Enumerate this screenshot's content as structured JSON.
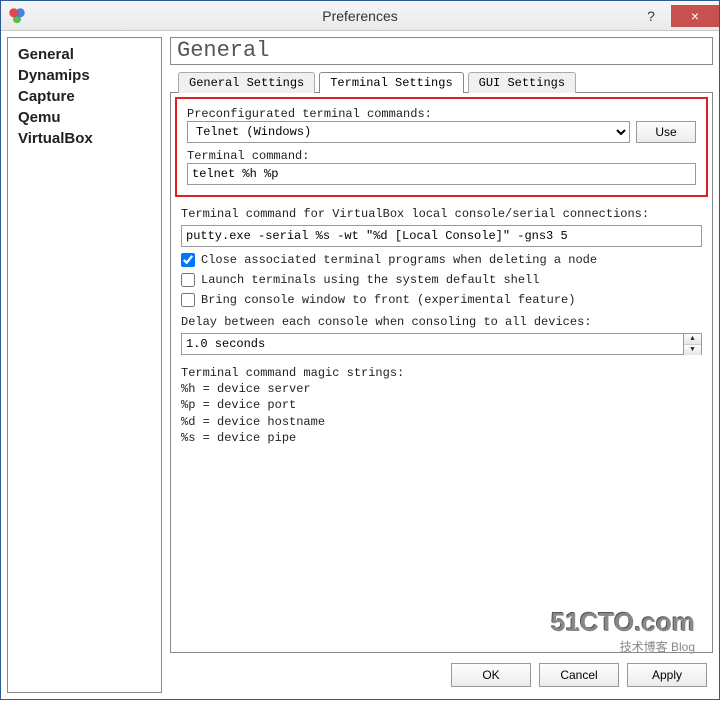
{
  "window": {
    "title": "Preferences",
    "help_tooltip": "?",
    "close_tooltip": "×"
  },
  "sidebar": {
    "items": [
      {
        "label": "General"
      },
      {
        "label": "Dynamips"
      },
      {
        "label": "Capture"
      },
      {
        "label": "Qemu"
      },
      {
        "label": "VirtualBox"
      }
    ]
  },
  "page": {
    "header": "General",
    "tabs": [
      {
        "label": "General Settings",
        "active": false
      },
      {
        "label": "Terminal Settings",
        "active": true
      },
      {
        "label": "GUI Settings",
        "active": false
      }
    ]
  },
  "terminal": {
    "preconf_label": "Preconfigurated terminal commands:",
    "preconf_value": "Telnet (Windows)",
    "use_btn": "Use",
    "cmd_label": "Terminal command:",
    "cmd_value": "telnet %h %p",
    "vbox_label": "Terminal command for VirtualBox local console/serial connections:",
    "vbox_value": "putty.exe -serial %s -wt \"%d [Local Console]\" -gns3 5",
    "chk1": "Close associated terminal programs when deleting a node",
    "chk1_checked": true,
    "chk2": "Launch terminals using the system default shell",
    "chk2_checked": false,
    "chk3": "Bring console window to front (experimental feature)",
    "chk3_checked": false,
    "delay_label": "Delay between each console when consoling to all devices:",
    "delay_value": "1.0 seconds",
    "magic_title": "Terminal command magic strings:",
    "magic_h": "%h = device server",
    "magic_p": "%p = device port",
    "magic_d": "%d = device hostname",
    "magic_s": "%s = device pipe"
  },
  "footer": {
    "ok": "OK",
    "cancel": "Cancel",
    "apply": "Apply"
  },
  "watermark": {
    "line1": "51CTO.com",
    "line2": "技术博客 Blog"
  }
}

━━━━━━━━━━

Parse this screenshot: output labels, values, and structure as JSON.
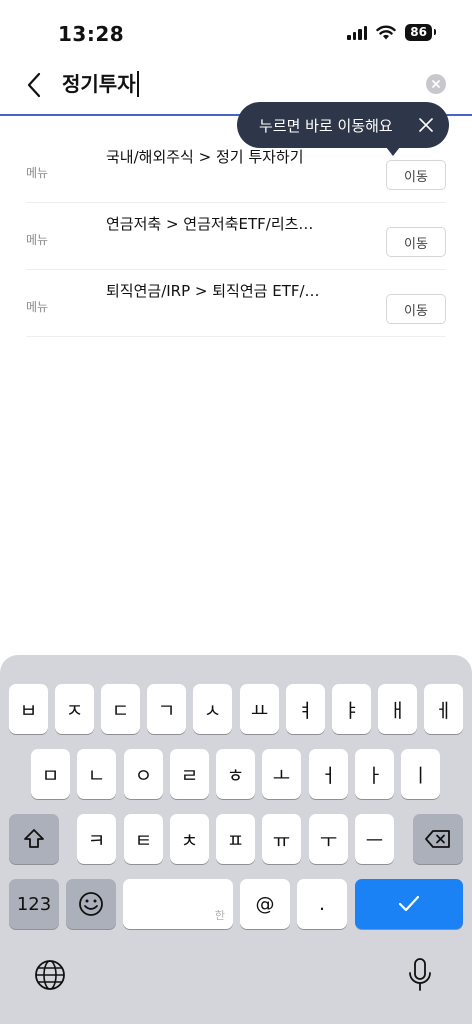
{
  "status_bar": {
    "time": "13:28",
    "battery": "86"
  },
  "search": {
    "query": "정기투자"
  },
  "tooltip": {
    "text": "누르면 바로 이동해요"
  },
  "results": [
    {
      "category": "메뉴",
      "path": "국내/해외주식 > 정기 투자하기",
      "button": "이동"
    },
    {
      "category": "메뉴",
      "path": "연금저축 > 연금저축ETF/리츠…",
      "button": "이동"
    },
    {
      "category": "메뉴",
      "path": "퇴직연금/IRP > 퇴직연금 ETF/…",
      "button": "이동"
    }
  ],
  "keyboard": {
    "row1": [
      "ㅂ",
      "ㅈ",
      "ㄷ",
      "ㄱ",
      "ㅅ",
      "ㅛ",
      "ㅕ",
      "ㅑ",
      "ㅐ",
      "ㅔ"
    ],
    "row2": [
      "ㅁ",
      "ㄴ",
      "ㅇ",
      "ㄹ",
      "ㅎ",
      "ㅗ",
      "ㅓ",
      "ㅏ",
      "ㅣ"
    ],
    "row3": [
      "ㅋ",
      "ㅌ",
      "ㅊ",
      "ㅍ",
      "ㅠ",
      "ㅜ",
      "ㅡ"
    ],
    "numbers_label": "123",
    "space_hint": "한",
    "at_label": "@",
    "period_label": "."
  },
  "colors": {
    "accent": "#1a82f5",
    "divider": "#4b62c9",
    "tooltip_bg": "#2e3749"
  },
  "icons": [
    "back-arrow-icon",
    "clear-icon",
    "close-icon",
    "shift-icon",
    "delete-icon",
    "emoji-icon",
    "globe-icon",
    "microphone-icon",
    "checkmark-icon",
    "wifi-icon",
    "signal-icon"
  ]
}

━━━━━━━━━━

### Instructions to follow:
Only a number is wanted: how many lines contain the word "JSON"?

### Answer to the task:
2